**Problem statement:**
Examine each line of the data. Copy the line if it includes the word "rule".

**Extracted material:**
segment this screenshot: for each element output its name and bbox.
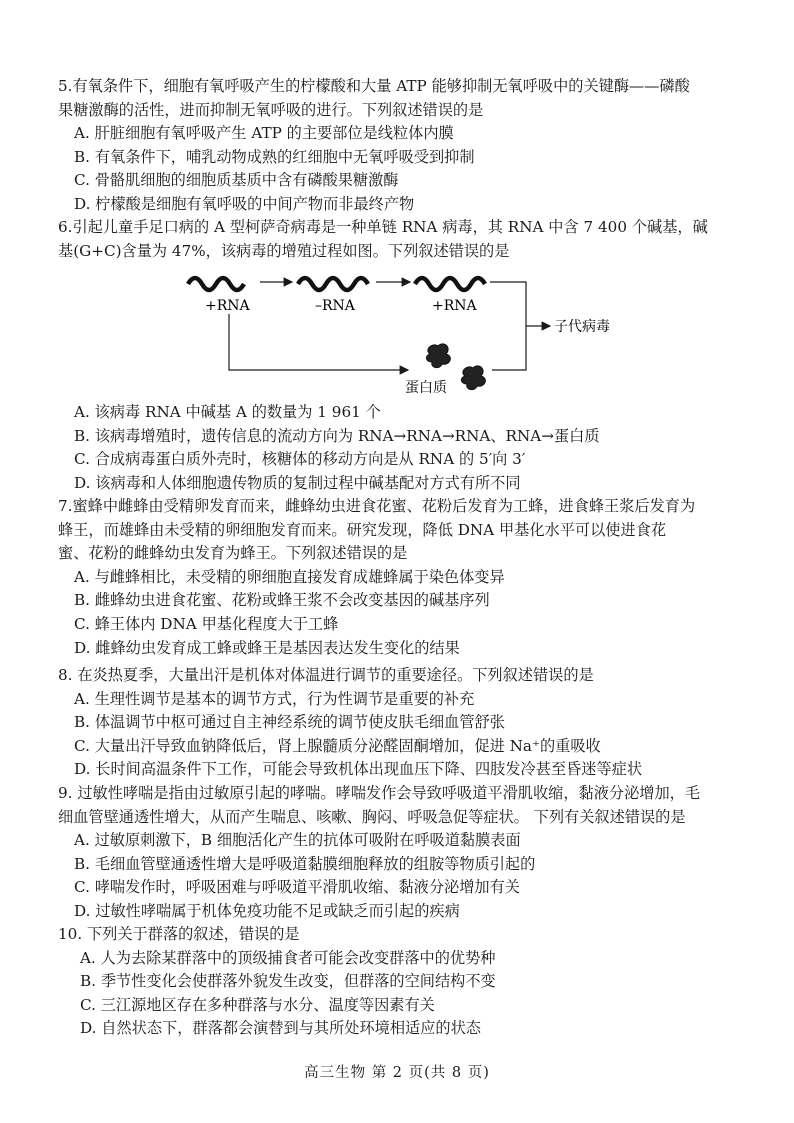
q5-stem-line-1: 5.有氧条件下，细胞有氧呼吸产生的柠檬酸和大量 ATP 能够抑制无氧呼吸中的关键酶——磷酸 (58, 77, 690, 95)
protein-label: 蛋白质 (405, 380, 447, 396)
rna-strand-2-icon (298, 278, 368, 290)
rna-strand-3-icon (415, 278, 485, 290)
q9-stem-line-1: 9. 过敏性哮喘是指由过敏原引起的哮喘。哮喘发作会导致呼吸道平滑肌收缩，黏液分泌增加，毛 (58, 784, 701, 802)
offspring-virus-label: 子代病毒 (554, 319, 610, 335)
q6-stem-line-2: 基(G+C)含量为 47%，该病毒的增殖过程如图。下列叙述错误的是 (58, 241, 510, 260)
q10-option-a: A. 人为去除某群落中的顶级捕食者可能会改变群落中的优势种 (80, 948, 496, 967)
question-8 (58, 664, 758, 782)
q10-stem-line-1: 10. 下列关于群落的叙述，错误的是 (58, 925, 300, 943)
q8-stem-line-1: 8. 在炎热夏季，大量出汗是机体对体温进行调节的重要途径。下列叙述错误的是 (58, 666, 594, 684)
q9-option-c: C. 哮喘发作时，呼吸困难与呼吸道平滑肌收缩、黏液分泌增加有关 (74, 878, 520, 897)
q5-option-a: A. 肝脏细胞有氧呼吸产生 ATP 的主要部位是线粒体内膜 (74, 124, 454, 143)
q7-stem-line-1: 7.蜜蜂中雌蜂由受精卵发育而来，雌蜂幼虫进食花蜜、花粉后发育为工蜂，进食蜂王浆后发育为 (58, 497, 696, 515)
q5-option-b: B. 有氧条件下，哺乳动物成熟的红细胞中无氧呼吸受到抑制 (74, 147, 475, 166)
virus-replication-diagram (180, 262, 660, 397)
question-5 (58, 75, 758, 217)
q9-option-b: B. 毛细血管壁通透性增大是呼吸道黏膜细胞释放的组胺等物质引起的 (74, 854, 536, 873)
page-footer: 高三生物 第 2 页(共 8 页) (304, 1065, 490, 1081)
q9-option-d: D. 过敏性哮喘属于机体免疫功能不足或缺乏而引起的疾病 (74, 901, 460, 920)
rna-strand-1-icon (188, 278, 244, 290)
q6-option-d: D. 该病毒和人体细胞遗传物质的复制过程中碱基配对方式有所不同 (74, 473, 521, 492)
q6-option-c: C. 合成病毒蛋白质外壳时，核糖体的移动方向是从 RNA 的 5′向 3′ (74, 450, 526, 469)
question-6-stem (58, 216, 758, 263)
q6-option-a: A. 该病毒 RNA 中碱基 A 的数量为 1 961 个 (74, 403, 381, 421)
q9-option-a: A. 过敏原刺激下，B 细胞活化产生的抗体可吸附在呼吸道黏膜表面 (74, 831, 521, 850)
rna-label-3: +RNA (432, 298, 477, 314)
rna-label-1: +RNA (205, 298, 250, 314)
q8-option-c: C. 大量出汗导致血钠降低后，肾上腺髓质分泌醛固酮增加，促进 Na⁺的重吸收 (74, 736, 601, 755)
q5-stem-line-2: 果糖激酶的活性，进而抑制无氧呼吸的进行。下列叙述错误的是 (58, 100, 484, 119)
question-7 (58, 495, 758, 660)
q10-option-b: B. 季节性变化会使群落外貌发生改变，但群落的空间结构不变 (80, 972, 496, 991)
q7-option-b: B. 雌蜂幼虫进食花蜜、花粉或蜂王浆不会改变基因的碱基序列 (74, 591, 490, 610)
question-6-options (58, 401, 758, 495)
q7-stem-line-2: 蜂王，而雄蜂由未受精的卵细胞发育而来。研究发现，降低 DNA 甲基化水平可以使进食花 (58, 520, 667, 539)
q5-option-c: C. 骨骼肌细胞的细胞质基质中含有磷酸果糖激酶 (74, 171, 399, 190)
question-10 (58, 923, 758, 1041)
q10-option-c: C. 三江源地区存在多种群落与水分、温度等因素有关 (80, 995, 435, 1014)
connector-top (490, 282, 526, 370)
q10-option-d: D. 自然状态下，群落都会演替到与其所处环境相适应的状态 (80, 1019, 481, 1038)
q7-option-a: A. 与雌蜂相比，未受精的卵细胞直接发育成雄蜂属于染色体变异 (74, 567, 505, 586)
q7-stem-line-3: 蜜、花粉的雌蜂幼虫发育为蜂王。下列叙述错误的是 (58, 544, 408, 563)
q7-option-c: C. 蜂王体内 DNA 甲基化程度大于工蜂 (74, 614, 339, 633)
rna-label-2: –RNA (315, 298, 355, 314)
connector-to-protein (229, 314, 408, 370)
q6-stem-line-1: 6.引起儿童手足口病的 A 型柯萨奇病毒是一种单链 RNA 病毒，其 RNA 中含 7 400 个碱基，碱 (58, 218, 708, 236)
question-9 (58, 782, 758, 924)
q8-option-d: D. 长时间高温条件下工作，可能会导致机体出现血压下降、四肢发冷甚至昏迷等症状 (74, 760, 643, 779)
q8-option-b: B. 体温调节中枢可通过自主神经系统的调节使皮肤毛细血管舒张 (74, 713, 505, 732)
q5-option-d: D. 柠檬酸是细胞有氧呼吸的中间产物而非最终产物 (74, 194, 415, 213)
q6-option-b: B. 该病毒增殖时，遗传信息的流动方向为 RNA→RNA→RNA、RNA→蛋白质 (74, 426, 600, 445)
q8-option-a: A. 生理性调节是基本的调节方式，行为性调节是重要的补充 (74, 689, 475, 708)
q9-stem-line-2: 细血管壁通透性增大，从而产生喘息、咳嗽、胸闷、呼吸急促等症状。 下列有关叙述错误的是 (58, 807, 686, 826)
q7-option-d: D. 雌蜂幼虫发育成工蜂或蜂王是基因表达发生变化的结果 (74, 638, 460, 657)
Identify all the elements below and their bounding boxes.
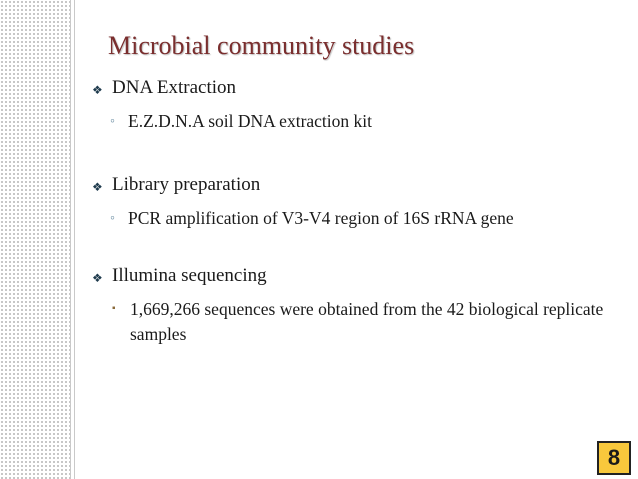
diamond-bullet-icon: ❖ — [92, 83, 103, 97]
sub-bullet-extraction-kit: E.Z.D.N.A soil DNA extraction kit — [128, 111, 373, 131]
slide-title: Microbial community studies — [108, 31, 415, 60]
bullet-dna-extraction: DNA Extraction — [112, 77, 237, 98]
vertical-rule-outer — [70, 0, 71, 479]
ring-bullet-icon: ◦ — [110, 211, 115, 226]
sub-bullet-sequences-obtained: 1,669,266 sequences were obtained from the 42 biological replicate samples — [130, 299, 604, 344]
page-number-badge: 8 — [597, 441, 631, 475]
bullet-library-preparation: Library preparation — [112, 174, 261, 195]
diamond-bullet-icon: ❖ — [92, 271, 103, 285]
dotted-side-panel — [0, 0, 70, 479]
dot-bullet-icon: ▪ — [112, 303, 116, 314]
bullet-illumina-sequencing: Illumina sequencing — [112, 265, 267, 286]
sub-bullet-pcr-amplification: PCR amplification of V3-V4 region of 16S rRNA gene — [128, 208, 514, 228]
vertical-rule-inner — [74, 0, 75, 479]
ring-bullet-icon: ◦ — [110, 114, 115, 129]
diamond-bullet-icon: ❖ — [92, 180, 103, 194]
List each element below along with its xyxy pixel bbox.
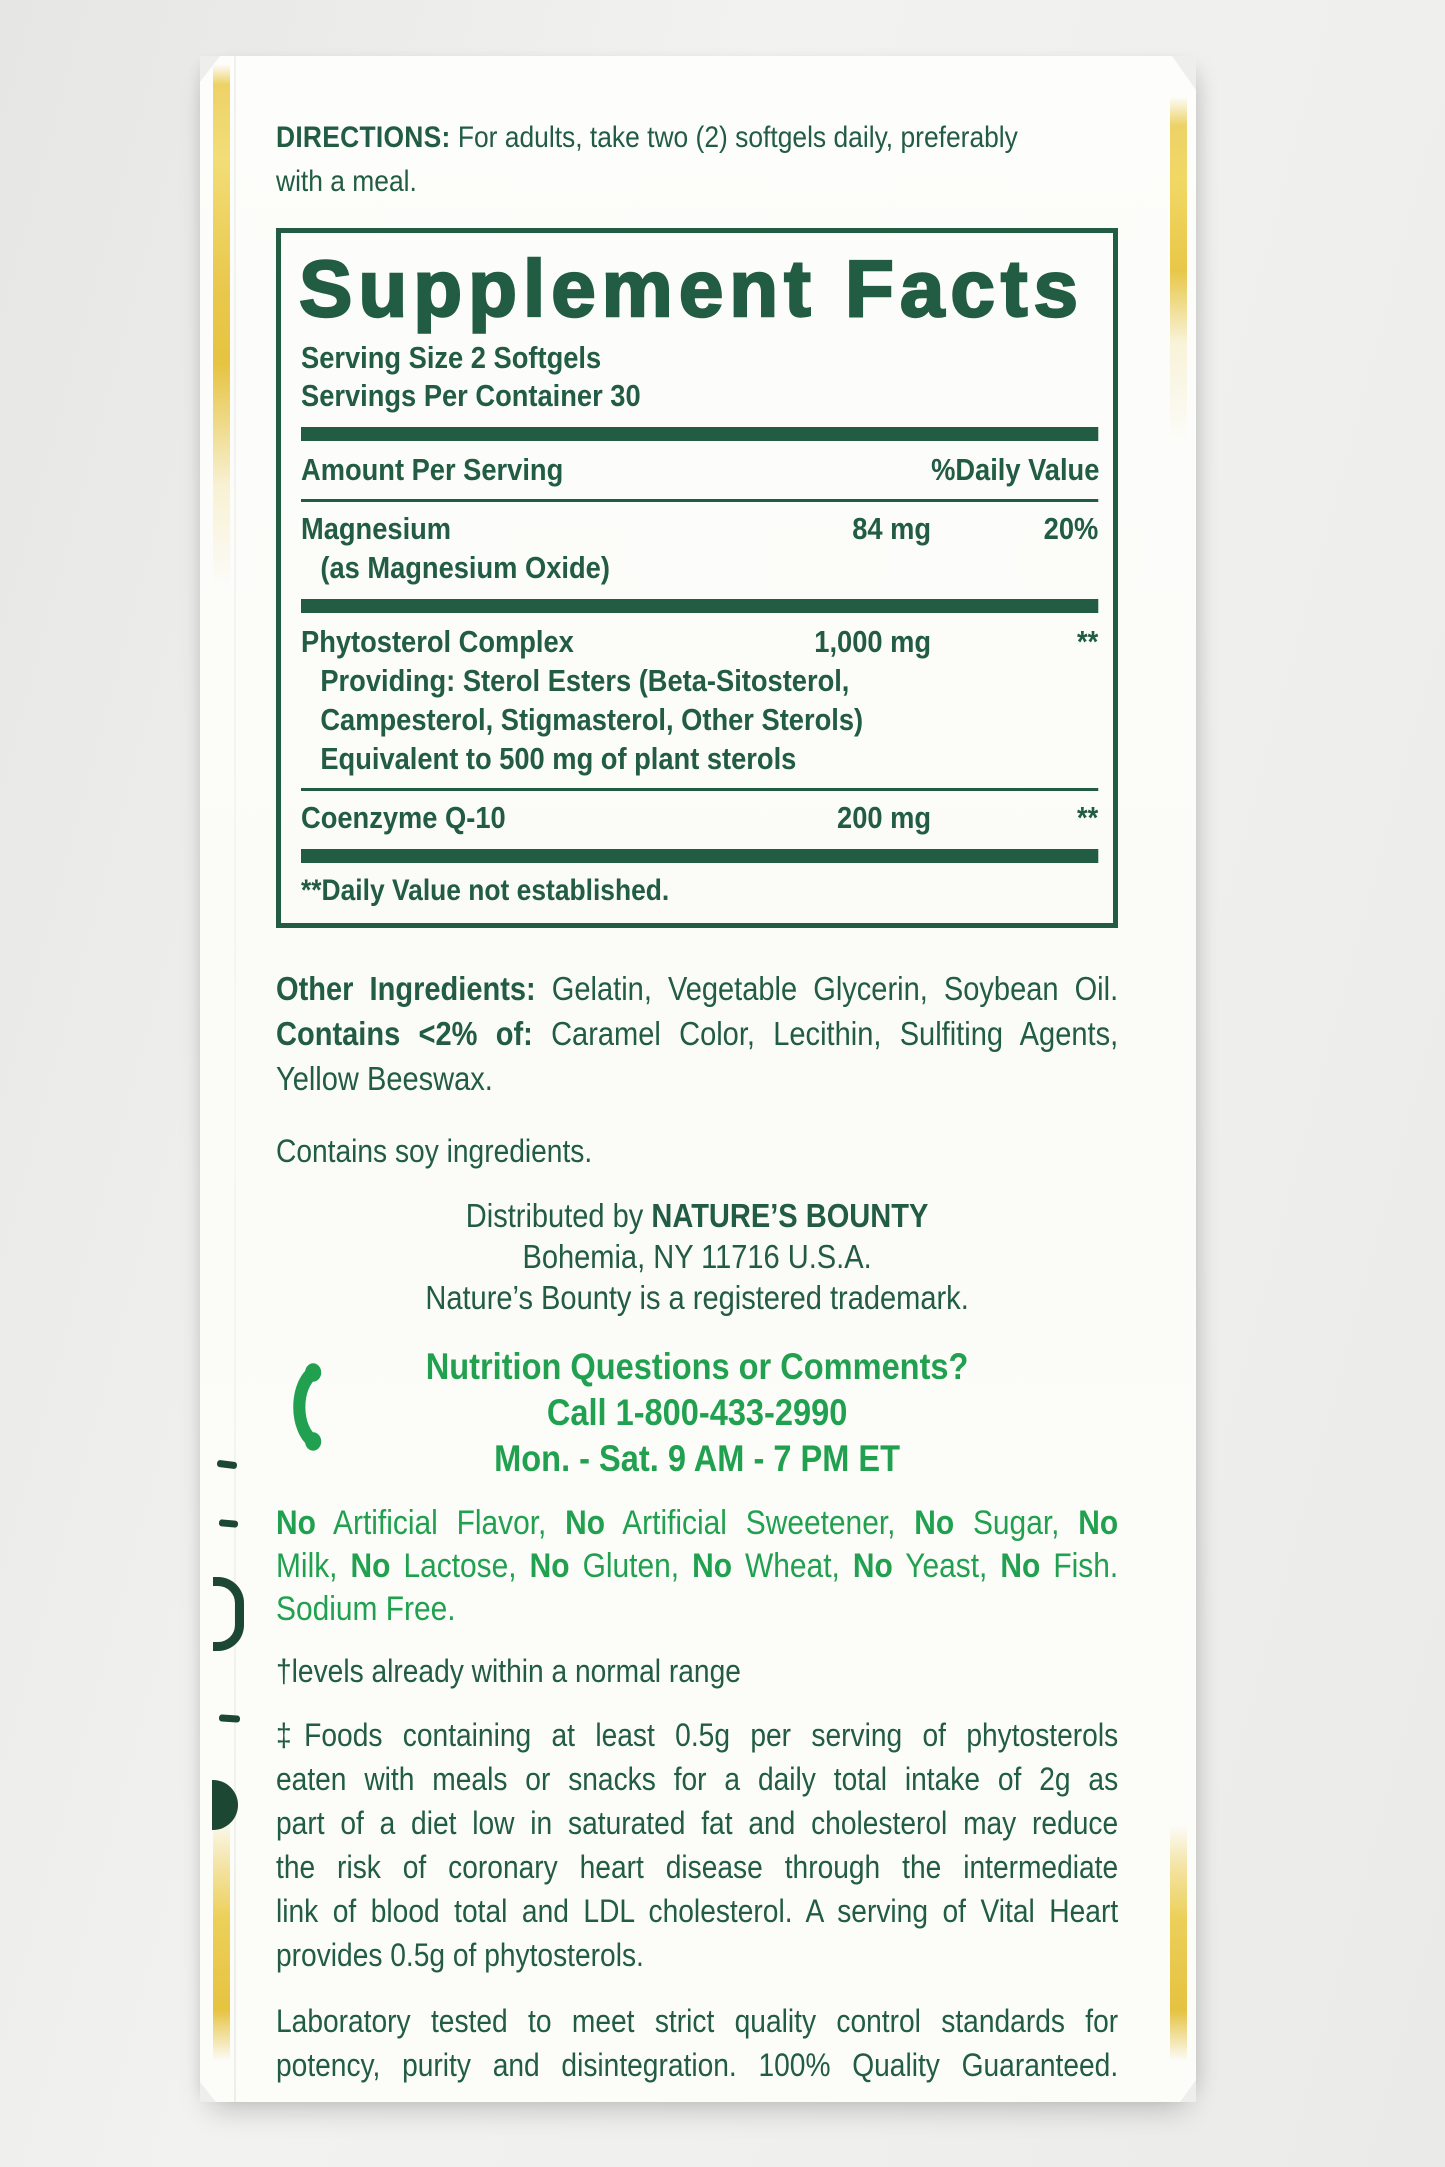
nutrient-subtext: Equivalent to 500 mg of plant sterols xyxy=(320,741,797,776)
distributor-block xyxy=(276,1195,1118,1318)
free-of-claims xyxy=(276,1502,1118,1631)
nutrient-subtext: Providing: Sterol Esters (Beta-Sitosterol, xyxy=(320,663,850,698)
footnote-line: ‡Foods containing at least 0.5g per serving of phytosterols xyxy=(276,1717,1119,1753)
table-row xyxy=(301,510,1098,548)
distributor-line: Distributed by NATURE’S BOUNTY xyxy=(465,1197,929,1234)
serving-size: Serving Size 2 Softgels xyxy=(301,340,602,375)
table-row xyxy=(301,623,1098,661)
phone-handset-icon xyxy=(285,1348,325,1477)
directions-line: DIRECTIONS: For adults, take two (2) softgels daily, preferably xyxy=(276,121,1018,154)
table-header-row xyxy=(301,451,1098,489)
footnote-line: link of blood total and LDL cholesterol. A serving of Vital Heart xyxy=(276,1893,1119,1929)
servings-per-container: Servings Per Container 30 xyxy=(301,378,641,413)
directions-text xyxy=(276,116,1118,204)
trademark-line: Nature’s Bounty is a registered trademark. xyxy=(425,1279,969,1316)
label-content xyxy=(276,116,1118,2087)
footnote-line: part of a diet low in saturated fat and cholesterol may reduce xyxy=(276,1805,1119,1841)
quality-line: Laboratory tested to meet strict quality control standards for xyxy=(276,2003,1119,2039)
edge-print-fragment xyxy=(219,1714,240,1722)
divider-thick xyxy=(301,599,1098,613)
nutrient-name: Magnesium xyxy=(301,511,452,546)
footnote-line: the risk of coronary heart disease through the intermediate xyxy=(276,1849,1119,1885)
nutrient-amount: 1,000 mg xyxy=(814,624,932,659)
supplement-facts-panel xyxy=(276,228,1118,928)
table-row xyxy=(301,799,1098,837)
claims-line: Milk, No Lactose, No Gluten, No Wheat, No Yeast, No Fish. xyxy=(276,1547,1119,1585)
nutrient-subtext: Campesterol, Stigmasterol, Other Sterols) xyxy=(320,702,864,737)
divider-thick xyxy=(301,849,1098,863)
nutrient-subtext: (as Magnesium Oxide) xyxy=(320,550,610,585)
allergen-statement: Contains soy ingredients. xyxy=(276,1133,593,1169)
phytosterol-footnote xyxy=(276,1713,1118,1977)
footnote-line: provides 0.5g of phytosterols. xyxy=(276,1937,644,1973)
nutrient-daily-value: 20% xyxy=(1043,511,1099,546)
quality-line: potency, purity and disintegration. 100% Quality Guaranteed. xyxy=(276,2047,1119,2083)
nutrient-amount: 200 mg xyxy=(837,800,932,835)
other-ingredients-line: Contains <2% of: Caramel Color, Lecithin, Sulfiting Agents, xyxy=(276,1015,1119,1052)
nutrient-amount: 84 mg xyxy=(852,511,932,546)
gold-stripe-right xyxy=(1170,56,1187,2102)
divider-thin xyxy=(301,788,1098,791)
footnote-line: eaten with meals or snacks for a daily total intake of 2g as xyxy=(276,1761,1119,1797)
nutrient-daily-value: ** xyxy=(1077,624,1099,659)
daily-value-footnote: **Daily Value not established. xyxy=(301,874,670,907)
supplement-facts-title: Supplement Facts xyxy=(299,244,1085,333)
supplement-facts-table xyxy=(301,339,1098,909)
daily-value-header: %Daily Value xyxy=(931,452,1100,487)
claims-line: Sodium Free. xyxy=(276,1590,456,1628)
divider-thin xyxy=(301,499,1098,502)
claims-line: No Artificial Flavor, No Artificial Sweetener, No Sugar, No xyxy=(276,1504,1119,1542)
other-ingredients-line: Yellow Beeswax. xyxy=(276,1060,493,1097)
other-ingredients-line: Other Ingredients: Gelatin, Vegetable Glycerin, Soybean Oil. xyxy=(276,970,1119,1007)
contact-phone-number: Call 1-800-433-2990 xyxy=(546,1392,848,1433)
divider-thick xyxy=(301,427,1098,441)
contact-hours: Mon. - Sat. 9 AM - 7 PM ET xyxy=(494,1438,900,1479)
nutrient-daily-value: ** xyxy=(1077,800,1099,835)
package-back-panel xyxy=(200,56,1196,2102)
nutrient-name: Coenzyme Q-10 xyxy=(301,800,506,835)
directions-line: with a meal. xyxy=(276,165,417,198)
distributor-address: Bohemia, NY 11716 U.S.A. xyxy=(522,1238,872,1275)
amount-per-serving-header: Amount Per Serving xyxy=(301,452,564,487)
other-ingredients-text xyxy=(276,966,1118,1101)
contact-block xyxy=(276,1344,1118,1482)
dagger-footnote: †levels already within a normal range xyxy=(276,1653,741,1689)
nutrient-name: Phytosterol Complex xyxy=(301,624,574,659)
quality-statement xyxy=(276,1999,1118,2087)
contact-question: Nutrition Questions or Comments? xyxy=(425,1346,969,1387)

**Response area:**
vertical-rule-outer — [70, 0, 71, 479]
vertical-rule-inner — [74, 0, 75, 479]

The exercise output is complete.